### EXCERPTED TEXT:

John Mobley’s DUI Defense Attorneys, in either Columbia or Greenville South Carolina, will ensure your rights are protected and fight to keep you from facing serious or criminal penalties in DUI defense cases. South Carolina has strict laws against drunk driving.
If you were arrested for DUI:

  • DO NOT immediately plead guilty before speaking with an attorney.
  • DO NOT answer how much you have had to drink.
  • DO NOT perform roadside sobriety tests.
  • DO NOT take a breath test. NOTE: refusing this test probably will get your license suspended, but your lawyer can get it reinstated for you.

You might have options! For example, even if you were technically over the legal limit, our DUI defense attorneys know you could still have a viable defense. John Mobley’s Law Firm of DUI Defense Attorneys will do what it takes to uncover any details that will help your case.

DUI law is complex and very technical. John Mobley has been a DUI defense attorney on a large number of DUI cases and regularly furthers his education and understanding of DWI law.

Your DUI Defense Lawyer will ask you important questions, such as:

  • Did the officer have sufficient cause to stop your vehicle?
  • Did he or she properly conduct sobriety tests?
  • Was the breath test administered properly?
  • Were your constitutional rights violated?

By asking these questions and investigating the facts of your case, your DUI defense attorney John Mobley might uncover errors that could lead to a dismissal or acquittal or – at the very least – be used as leverage to obtain a favorable outcome for you.

For more information about your DUI lawyer and our experience, give John Mobley Law Firm a call!

According to the South Carolina Department of Safety,

South Carolina law prohibits a person from driving a motor vehicle while under the influence of alcohol to the extent that the person’s faculties to drive are materially and appreciably impaired. If you have a BAC of 0.08 percent or higher, it will be inferred that you were driving under the influence. If you have a BAC that is at least 0.05 percent but less than 0.08 percent, your BAC level may be considered along with other evidence to infer that you are under the influence. If you are convicted of driving under the influence of alcohol, you face:

  • A fine of up to $400 ($992 with assessments and surcharges) and/or imprisonment from 48 hours to 30 days and suspension of your driver’s license for six months for a first offense.

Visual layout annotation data
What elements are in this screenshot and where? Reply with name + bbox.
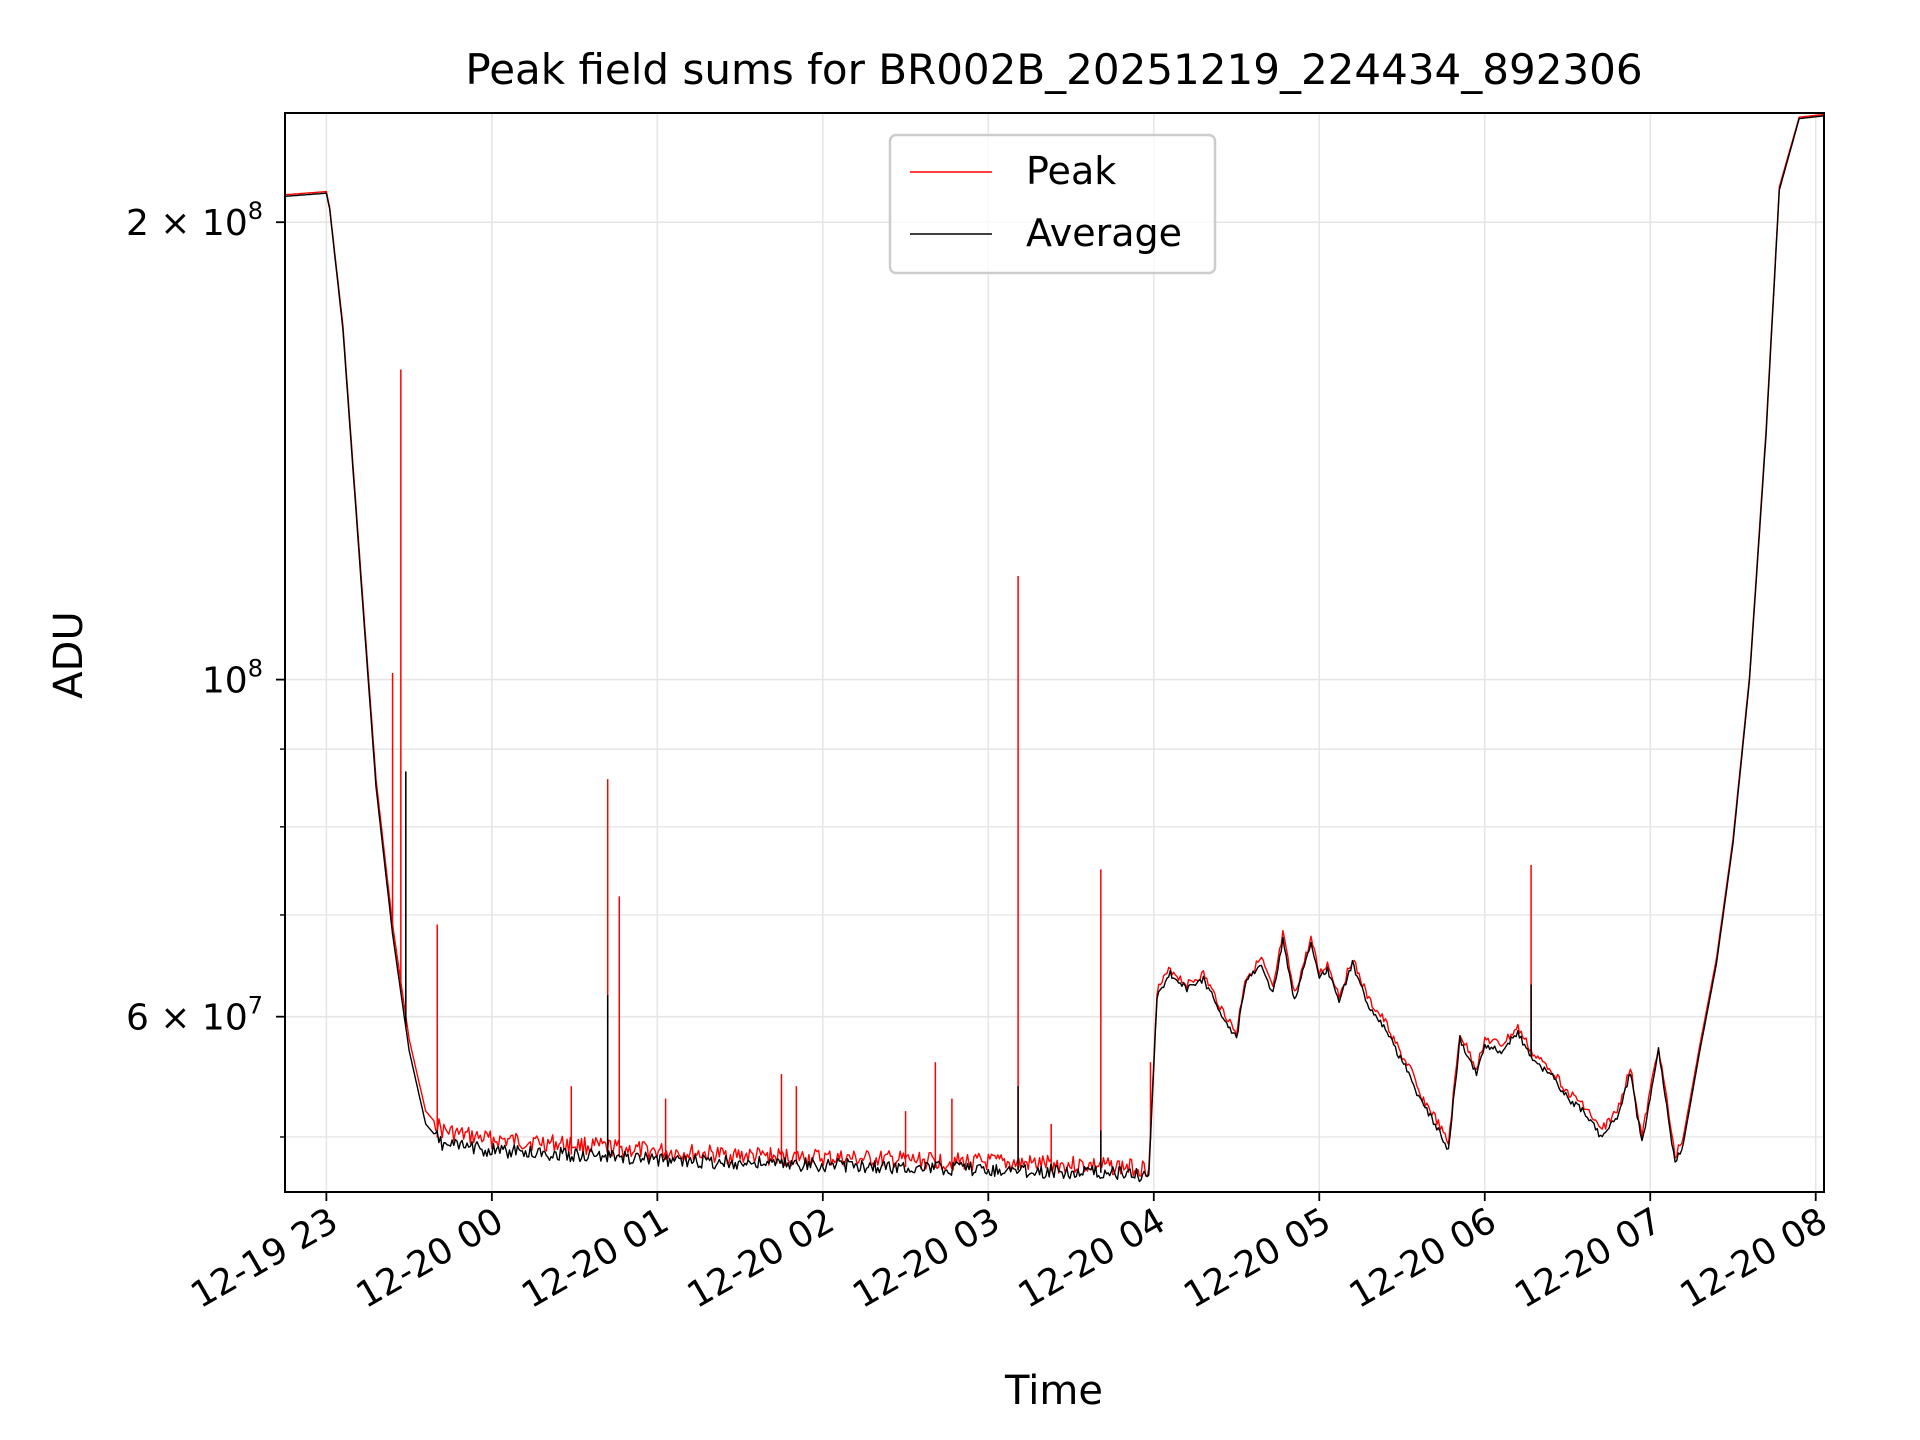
grid xyxy=(285,113,1824,1192)
chart-title: Peak field sums for BR002B_20251219_2244… xyxy=(465,45,1642,94)
y-tick-label: 6 × 107 xyxy=(126,992,263,1039)
y-axis-label: ADU xyxy=(46,611,92,698)
legend-box xyxy=(888,133,1217,275)
series-line-average xyxy=(284,115,1825,1183)
legend-label-average: Average xyxy=(1026,211,1182,255)
x-axis-label: Time xyxy=(1004,1368,1103,1414)
y-tick-label: 108 xyxy=(202,655,263,702)
series-line-peak xyxy=(284,113,1825,1178)
legend-label-peak: Peak xyxy=(1026,149,1116,193)
legend: Peak Average xyxy=(888,133,1217,275)
y-tick-label: 2 × 108 xyxy=(126,197,263,244)
average-spikes xyxy=(405,771,1532,1173)
plot-frame xyxy=(284,112,1825,1193)
series-layer xyxy=(284,113,1825,1183)
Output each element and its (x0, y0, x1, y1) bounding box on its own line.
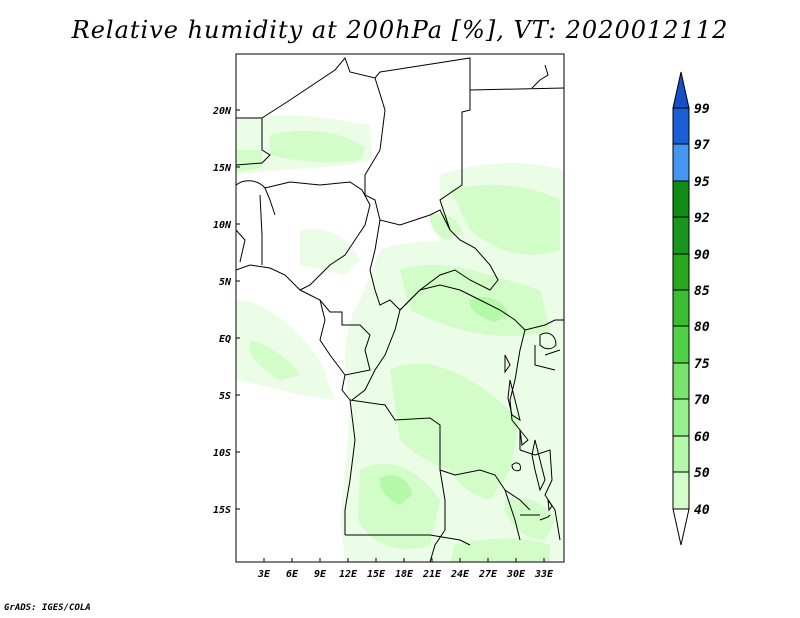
lon-labels: 3E 6E 9E 12E 15E 18E 21E 24E 27E 30E 33E (257, 569, 554, 580)
lat-label: EQ (219, 334, 231, 345)
colorbar-label: 50 (694, 466, 710, 481)
lon-label: 30E (506, 569, 526, 580)
lon-label: 21E (422, 569, 442, 580)
colorbar-label: 85 (694, 284, 710, 299)
lat-labels: 20N 15N 10N 5N EQ 5S 10S 15S (212, 106, 232, 516)
lon-label: 27E (478, 569, 498, 580)
lat-label: 10S (213, 448, 231, 459)
colorbar-label: 97 (694, 138, 710, 153)
colorbar-segment (673, 363, 689, 399)
axis-ticks (236, 109, 545, 562)
humidity-shading (236, 115, 564, 562)
colorbar-label: 60 (694, 430, 710, 445)
lon-label: 3E (257, 569, 271, 580)
lakes (504, 332, 557, 512)
lon-label: 18E (395, 569, 414, 580)
lon-label: 9E (314, 569, 327, 580)
colorbar-label: 90 (694, 248, 710, 263)
colorbar-segment (673, 144, 689, 181)
colorbar-label: 95 (694, 175, 710, 190)
colorbar-min-arrow (672, 508, 690, 546)
colorbar-segment (673, 436, 689, 472)
lon-label: 24E (450, 569, 470, 580)
lat-label: 10N (213, 220, 232, 231)
colorbar-segment (673, 290, 689, 326)
colorbar: 99 97 95 92 90 85 80 75 70 60 50 40 (672, 71, 710, 546)
lat-label: 15N (213, 163, 232, 174)
colorbar-segment (673, 326, 689, 363)
lon-label: 12E (339, 569, 358, 580)
colorbar-segment (673, 472, 689, 509)
colorbar-segment (673, 254, 689, 290)
colorbar-label: 99 (694, 102, 710, 117)
lat-label: 20N (212, 106, 232, 117)
colorbar-segment (673, 217, 689, 254)
map-frame (235, 53, 565, 563)
colorbar-label: 70 (694, 393, 710, 408)
colorbar-label: 92 (694, 211, 710, 226)
colorbar-segment (673, 108, 689, 144)
colorbar-segment (673, 181, 689, 217)
lon-label: 33E (534, 569, 554, 580)
country-boundaries (236, 57, 564, 562)
colorbar-label: 40 (694, 503, 710, 518)
grads-credit: GrADS: IGES/COLA (4, 603, 91, 613)
colorbar-label: 75 (694, 357, 710, 372)
colorbar-max-arrow (672, 71, 690, 109)
lat-label: 5N (219, 277, 232, 288)
lon-label: 6E (286, 569, 299, 580)
colorbar-label: 80 (694, 320, 710, 335)
lat-label: 5S (219, 391, 231, 402)
chart-title: Relative humidity at 200hPa [%], VT: 202… (71, 16, 729, 44)
lat-label: 15S (213, 505, 231, 516)
lon-label: 15E (367, 569, 386, 580)
colorbar-segment (673, 399, 689, 436)
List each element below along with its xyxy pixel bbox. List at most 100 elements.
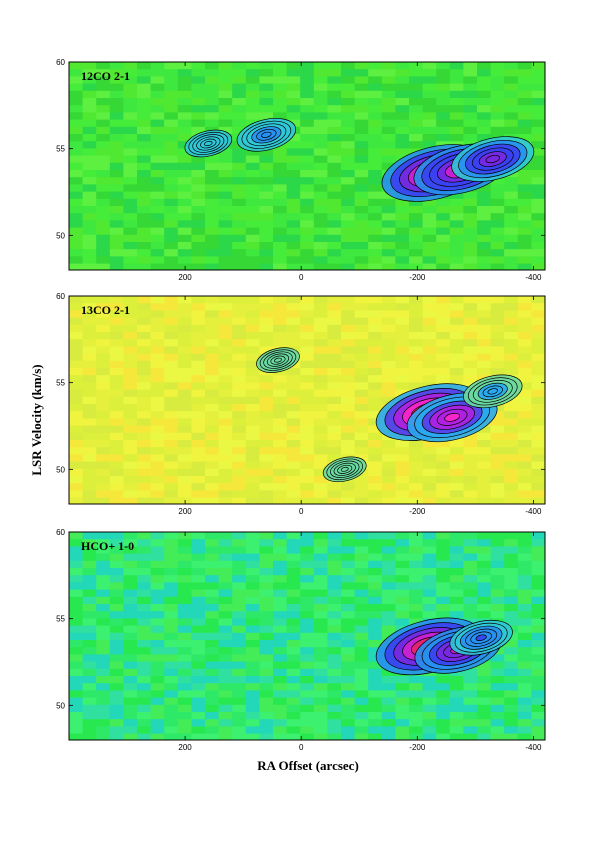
background-pixel (205, 454, 219, 462)
background-pixel (259, 618, 274, 626)
background-pixel (300, 704, 315, 713)
background-pixel (218, 148, 233, 156)
background-pixel (300, 632, 315, 641)
background-pixel (177, 440, 192, 448)
background-pixel (341, 546, 355, 554)
background-pixel (82, 332, 97, 340)
background-pixel (218, 582, 233, 590)
background-pixel (422, 256, 437, 264)
background-pixel (150, 90, 165, 99)
background-pixel (490, 476, 505, 484)
background-pixel (123, 234, 138, 243)
background-pixel (504, 213, 519, 221)
background-pixel (259, 425, 274, 434)
background-pixel (273, 242, 287, 250)
background-pixel (409, 90, 423, 99)
background-pixel (164, 539, 179, 547)
background-pixel (191, 332, 206, 340)
background-pixel (109, 661, 124, 670)
background-pixel (313, 411, 328, 419)
background-pixel (368, 683, 383, 691)
background-pixel (191, 119, 206, 128)
background-pixel (327, 98, 342, 106)
background-pixel (191, 213, 206, 221)
background-pixel (341, 668, 355, 677)
background-pixel (313, 539, 328, 547)
background-pixel (109, 213, 124, 221)
background-pixel (150, 134, 165, 142)
background-pixel (69, 242, 83, 250)
background-pixel (273, 632, 287, 641)
background-pixel (313, 170, 328, 178)
background-pixel (286, 454, 301, 462)
background-pixel (381, 483, 396, 491)
background-pixel (177, 647, 192, 655)
background-pixel (177, 368, 192, 376)
background-pixel (517, 360, 532, 369)
background-pixel (504, 242, 519, 250)
background-pixel (259, 726, 274, 734)
background-pixel (82, 726, 97, 734)
background-pixel (150, 468, 165, 477)
background-pixel (205, 539, 219, 547)
background-pixel (504, 69, 519, 77)
background-pixel (123, 227, 138, 236)
background-pixel (504, 596, 519, 605)
background-pixel (286, 339, 301, 347)
background-pixel (531, 411, 545, 419)
background-pixel (232, 476, 247, 484)
background-pixel (273, 184, 287, 192)
background-pixel (259, 532, 274, 540)
background-pixel (164, 490, 179, 498)
background-pixel (381, 332, 396, 340)
background-pixel (313, 353, 328, 362)
background-pixel (300, 148, 315, 156)
background-pixel (504, 98, 519, 106)
background-pixel (218, 432, 233, 441)
background-pixel (463, 90, 478, 99)
background-pixel (177, 625, 192, 634)
background-pixel (164, 148, 179, 156)
background-pixel (232, 155, 247, 164)
background-pixel (368, 98, 383, 106)
background-pixel (531, 618, 545, 626)
background-pixel (313, 553, 328, 562)
background-pixel (313, 112, 328, 120)
background-pixel (286, 382, 301, 390)
background-pixel (286, 661, 301, 670)
background-pixel (245, 382, 260, 390)
background-pixel (205, 668, 219, 677)
background-pixel (449, 126, 464, 135)
background-pixel (69, 476, 83, 484)
background-pixel (137, 119, 151, 128)
background-pixel (341, 632, 355, 641)
background-pixel (150, 119, 165, 128)
background-pixel (327, 332, 342, 340)
background-pixel (477, 339, 491, 347)
background-pixel (82, 404, 97, 412)
background-pixel (313, 69, 328, 77)
background-pixel (300, 425, 315, 434)
background-pixel (477, 83, 491, 92)
background-pixel (123, 468, 138, 477)
background-pixel (313, 148, 328, 156)
background-pixel (341, 596, 355, 605)
background-pixel (327, 418, 342, 426)
background-pixel (368, 596, 383, 605)
background-pixel (137, 712, 151, 720)
background-pixel (232, 360, 247, 369)
background-pixel (300, 375, 315, 383)
background-pixel (273, 532, 287, 540)
background-pixel (109, 227, 124, 236)
background-pixel (150, 249, 165, 257)
background-pixel (286, 191, 301, 200)
background-pixel (477, 497, 491, 504)
background-pixel (218, 604, 233, 612)
background-pixel (517, 625, 532, 634)
background-pixel (82, 396, 97, 405)
background-pixel (137, 98, 151, 106)
background-pixel (245, 647, 260, 655)
background-pixel (531, 62, 545, 70)
background-pixel (191, 618, 206, 626)
background-pixel (109, 263, 124, 270)
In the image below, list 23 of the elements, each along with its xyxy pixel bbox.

### OBJECTIVES:
a. Write out the DUI defense text between "Your DUI Defense Lawyer" and "Firm a call!", inclusive.
b. Pull out the lines of the entries from their start through the line holding "Output each element", inclusive, and repeat them verbatim. Leave out the pictures.

### TASK SOLUTIONS:
a.
Your DUI Defense Lawyer will ask you important questions, such as:

  • Did the officer have sufficient cause to stop your vehicle?
  • Did he or she properly conduct sobriety tests?
  • Was the breath test administered properly?
  • Were your constitutional rights violated?

By asking these questions and investigating the facts of your case, your DUI defense attorney John Mobley might uncover errors that could lead to a dismissal or acquittal or – at the very least – be used as leverage to obtain a favorable outcome for you.

For more information about your DUI lawyer and our experience, give John Mobley Law Firm a call!

b.
What elements are in this screenshot and where? Reply with name + bbox.
grid xyxy=(285,113,1824,1192)
chart-title: Peak field sums for BR002B_20251219_2244… xyxy=(465,45,1642,94)
y-tick-label: 6 × 107 xyxy=(126,992,263,1039)
y-axis-label: ADU xyxy=(46,611,92,698)
legend-box xyxy=(888,133,1217,275)
series-line-average xyxy=(284,115,1825,1183)
legend-label-average: Average xyxy=(1026,211,1182,255)
x-axis-label: Time xyxy=(1004,1368,1103,1414)
y-tick-label: 108 xyxy=(202,655,263,702)
series-line-peak xyxy=(284,113,1825,1178)
legend-label-peak: Peak xyxy=(1026,149,1116,193)
legend: Peak Average xyxy=(888,133,1217,275)
y-tick-label: 2 × 108 xyxy=(126,197,263,244)
average-spikes xyxy=(405,771,1532,1173)
plot-frame xyxy=(284,112,1825,1193)
series-layer xyxy=(284,113,1825,1183)
Output each element and its (x0, y0, x1, y1) bounding box on its own line.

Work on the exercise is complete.